-------- LISTED ENTRIES
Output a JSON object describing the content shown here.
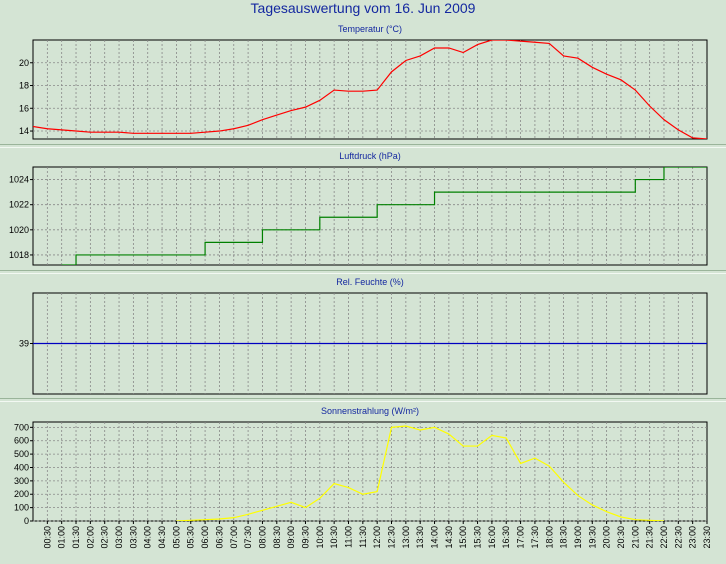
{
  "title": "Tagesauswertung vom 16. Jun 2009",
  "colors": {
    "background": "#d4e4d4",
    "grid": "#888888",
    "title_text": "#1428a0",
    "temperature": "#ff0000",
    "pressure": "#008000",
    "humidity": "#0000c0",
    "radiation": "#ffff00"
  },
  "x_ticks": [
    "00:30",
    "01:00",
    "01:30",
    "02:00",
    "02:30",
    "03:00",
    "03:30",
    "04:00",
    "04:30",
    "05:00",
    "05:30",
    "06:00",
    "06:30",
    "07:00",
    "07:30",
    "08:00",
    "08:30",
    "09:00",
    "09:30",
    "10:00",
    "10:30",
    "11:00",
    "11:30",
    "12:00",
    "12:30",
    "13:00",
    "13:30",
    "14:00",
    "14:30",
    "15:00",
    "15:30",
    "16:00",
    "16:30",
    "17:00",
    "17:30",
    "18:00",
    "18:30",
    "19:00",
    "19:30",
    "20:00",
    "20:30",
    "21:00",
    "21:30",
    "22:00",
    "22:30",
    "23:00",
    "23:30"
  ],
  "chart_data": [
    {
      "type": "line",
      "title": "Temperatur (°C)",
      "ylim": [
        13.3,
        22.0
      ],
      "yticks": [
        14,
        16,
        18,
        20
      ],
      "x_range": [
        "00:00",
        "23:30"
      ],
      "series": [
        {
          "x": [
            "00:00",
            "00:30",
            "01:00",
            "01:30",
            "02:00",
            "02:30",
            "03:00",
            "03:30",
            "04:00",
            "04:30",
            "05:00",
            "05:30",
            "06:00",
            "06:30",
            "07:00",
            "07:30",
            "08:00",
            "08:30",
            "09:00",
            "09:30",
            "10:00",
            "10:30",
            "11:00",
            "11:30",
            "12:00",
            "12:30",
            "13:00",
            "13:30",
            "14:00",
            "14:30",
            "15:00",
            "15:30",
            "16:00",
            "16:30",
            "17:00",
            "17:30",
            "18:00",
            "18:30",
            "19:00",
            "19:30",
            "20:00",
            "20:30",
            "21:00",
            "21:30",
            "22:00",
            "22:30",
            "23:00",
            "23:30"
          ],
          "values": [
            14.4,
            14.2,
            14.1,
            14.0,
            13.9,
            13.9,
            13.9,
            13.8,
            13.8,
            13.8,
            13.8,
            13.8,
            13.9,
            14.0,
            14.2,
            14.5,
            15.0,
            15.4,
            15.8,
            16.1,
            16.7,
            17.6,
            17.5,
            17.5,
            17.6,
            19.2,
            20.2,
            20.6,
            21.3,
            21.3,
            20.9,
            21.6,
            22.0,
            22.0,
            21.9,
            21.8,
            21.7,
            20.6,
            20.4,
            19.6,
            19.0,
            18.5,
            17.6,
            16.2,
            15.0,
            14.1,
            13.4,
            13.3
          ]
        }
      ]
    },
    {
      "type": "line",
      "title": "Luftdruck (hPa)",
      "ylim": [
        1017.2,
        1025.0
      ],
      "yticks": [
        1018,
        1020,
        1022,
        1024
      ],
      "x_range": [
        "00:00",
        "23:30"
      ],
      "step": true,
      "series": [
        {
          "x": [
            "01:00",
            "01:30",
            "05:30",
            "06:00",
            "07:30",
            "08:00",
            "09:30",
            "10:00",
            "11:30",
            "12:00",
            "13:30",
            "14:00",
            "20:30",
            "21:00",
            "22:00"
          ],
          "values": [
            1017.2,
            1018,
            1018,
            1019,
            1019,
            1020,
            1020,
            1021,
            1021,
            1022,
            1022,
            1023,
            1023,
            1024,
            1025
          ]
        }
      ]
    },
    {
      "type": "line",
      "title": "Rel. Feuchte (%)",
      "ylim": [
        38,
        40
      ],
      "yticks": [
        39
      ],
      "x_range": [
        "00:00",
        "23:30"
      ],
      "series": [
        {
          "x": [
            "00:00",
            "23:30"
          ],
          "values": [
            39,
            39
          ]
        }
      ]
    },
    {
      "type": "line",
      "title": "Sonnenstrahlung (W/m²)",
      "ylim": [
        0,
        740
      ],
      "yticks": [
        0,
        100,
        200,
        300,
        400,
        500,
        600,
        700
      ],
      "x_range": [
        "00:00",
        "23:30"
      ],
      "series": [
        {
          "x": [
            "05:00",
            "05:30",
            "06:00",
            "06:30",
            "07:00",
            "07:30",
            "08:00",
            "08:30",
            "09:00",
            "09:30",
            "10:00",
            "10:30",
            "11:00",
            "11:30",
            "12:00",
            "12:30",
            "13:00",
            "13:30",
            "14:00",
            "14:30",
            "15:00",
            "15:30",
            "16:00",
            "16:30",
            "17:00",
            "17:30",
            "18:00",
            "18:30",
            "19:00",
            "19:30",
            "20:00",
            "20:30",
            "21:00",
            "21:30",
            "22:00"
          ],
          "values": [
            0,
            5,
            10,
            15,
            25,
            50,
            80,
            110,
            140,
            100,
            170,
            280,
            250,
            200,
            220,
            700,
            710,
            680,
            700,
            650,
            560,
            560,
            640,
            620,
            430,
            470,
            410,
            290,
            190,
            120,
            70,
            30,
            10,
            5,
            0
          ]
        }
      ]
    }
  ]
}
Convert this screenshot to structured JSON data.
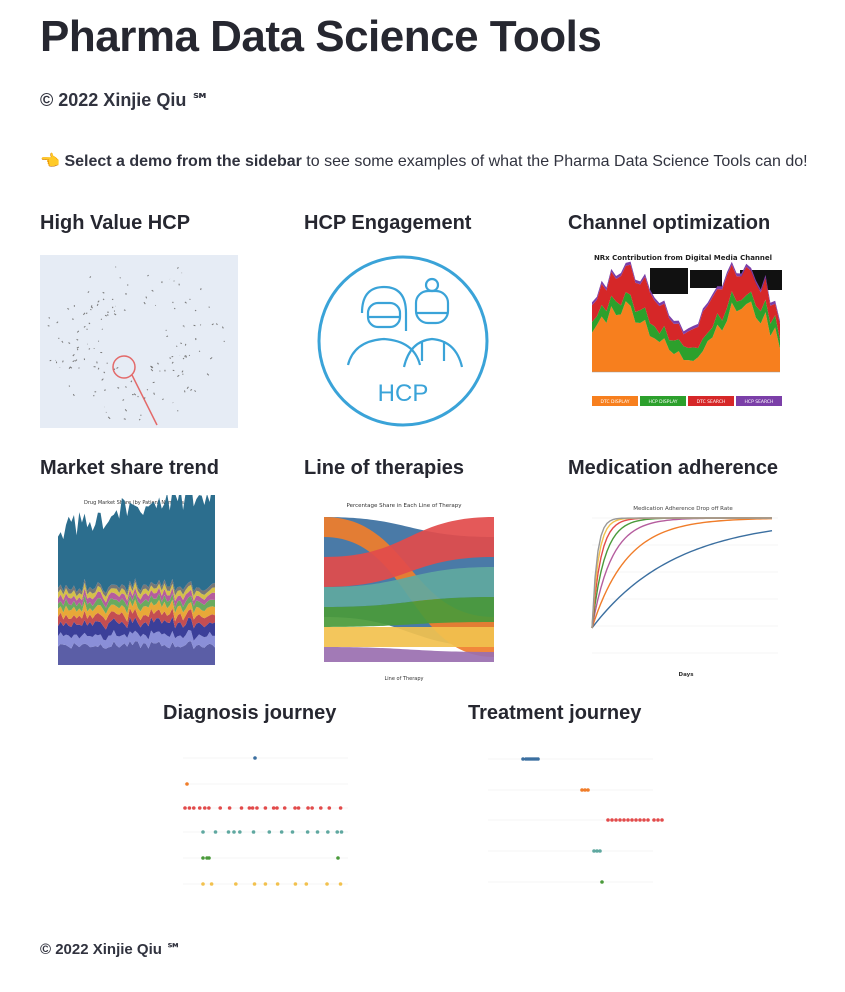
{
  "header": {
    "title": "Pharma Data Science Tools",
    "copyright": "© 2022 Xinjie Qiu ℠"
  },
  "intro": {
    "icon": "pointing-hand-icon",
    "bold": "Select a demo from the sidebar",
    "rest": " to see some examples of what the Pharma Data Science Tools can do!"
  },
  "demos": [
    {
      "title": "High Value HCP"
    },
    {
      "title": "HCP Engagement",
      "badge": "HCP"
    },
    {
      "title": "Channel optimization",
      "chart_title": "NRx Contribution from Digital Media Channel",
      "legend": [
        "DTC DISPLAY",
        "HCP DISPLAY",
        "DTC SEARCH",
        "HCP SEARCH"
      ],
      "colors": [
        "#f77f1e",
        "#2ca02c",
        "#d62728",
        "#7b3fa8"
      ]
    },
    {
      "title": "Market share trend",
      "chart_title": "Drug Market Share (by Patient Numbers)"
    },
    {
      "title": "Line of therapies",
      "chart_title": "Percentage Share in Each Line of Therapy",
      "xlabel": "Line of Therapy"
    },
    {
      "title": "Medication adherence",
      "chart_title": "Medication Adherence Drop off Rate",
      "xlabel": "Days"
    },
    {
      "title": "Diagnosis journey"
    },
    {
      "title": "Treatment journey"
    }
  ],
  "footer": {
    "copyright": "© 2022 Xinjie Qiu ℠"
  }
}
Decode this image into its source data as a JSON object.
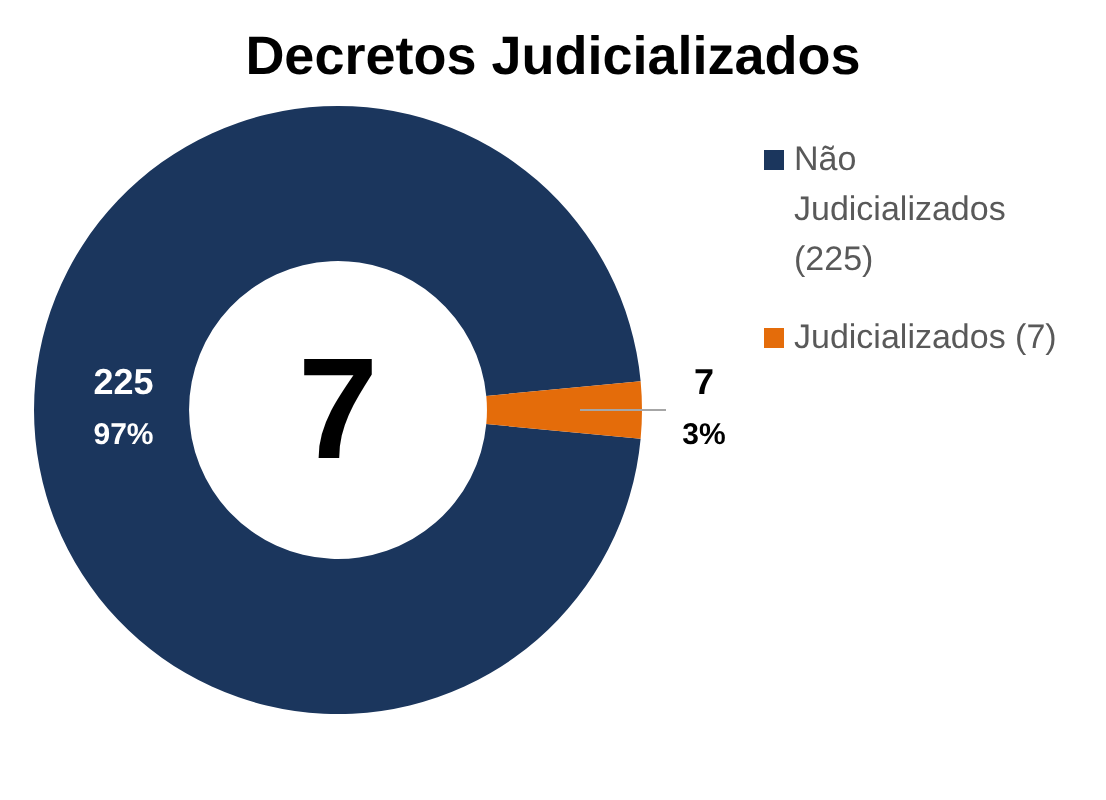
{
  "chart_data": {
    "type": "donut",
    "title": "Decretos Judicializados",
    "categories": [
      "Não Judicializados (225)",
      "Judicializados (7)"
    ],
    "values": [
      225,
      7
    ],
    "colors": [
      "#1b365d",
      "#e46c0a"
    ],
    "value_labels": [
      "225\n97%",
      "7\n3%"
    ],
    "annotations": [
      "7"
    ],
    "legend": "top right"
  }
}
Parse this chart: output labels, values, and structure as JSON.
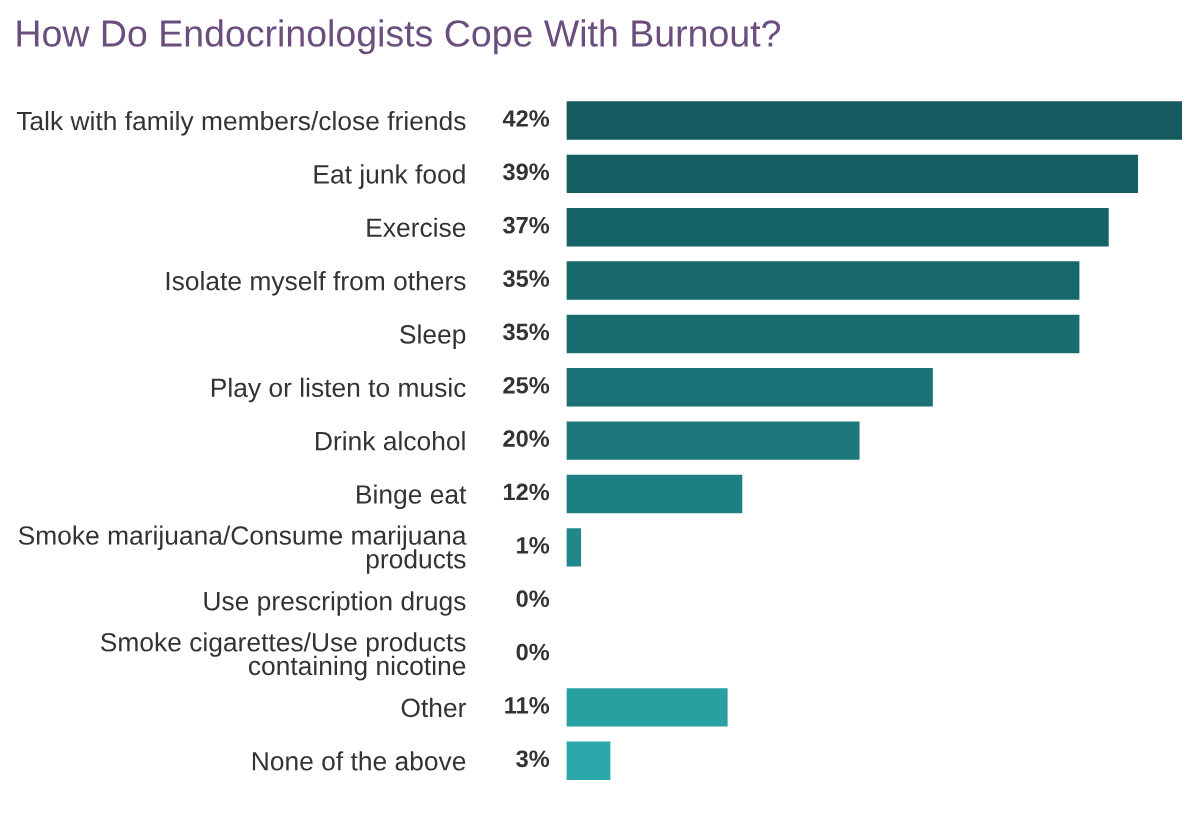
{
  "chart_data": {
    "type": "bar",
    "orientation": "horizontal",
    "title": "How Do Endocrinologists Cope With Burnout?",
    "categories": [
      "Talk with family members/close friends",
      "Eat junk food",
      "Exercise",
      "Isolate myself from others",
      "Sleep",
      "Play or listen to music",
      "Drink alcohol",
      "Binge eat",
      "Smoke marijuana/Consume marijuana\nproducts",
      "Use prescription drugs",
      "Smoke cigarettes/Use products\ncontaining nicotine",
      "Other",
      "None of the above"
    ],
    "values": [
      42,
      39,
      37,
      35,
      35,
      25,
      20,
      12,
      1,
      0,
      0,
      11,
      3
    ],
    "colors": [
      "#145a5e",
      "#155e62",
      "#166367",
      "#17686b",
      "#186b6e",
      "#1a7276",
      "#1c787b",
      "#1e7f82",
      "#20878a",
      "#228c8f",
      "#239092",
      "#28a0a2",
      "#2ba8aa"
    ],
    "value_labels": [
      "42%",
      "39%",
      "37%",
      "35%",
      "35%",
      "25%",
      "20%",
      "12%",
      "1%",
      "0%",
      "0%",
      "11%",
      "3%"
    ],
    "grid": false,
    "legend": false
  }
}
----------------
> _GOAL OF THE EXERCISE_
Gather all lines from the records above in which "Judicializados" appears.

> _SOLVED PROBLEM_
    "title": "Decretos Judicializados",
      "Não Judicializados (225)",
      "Judicializados (7)"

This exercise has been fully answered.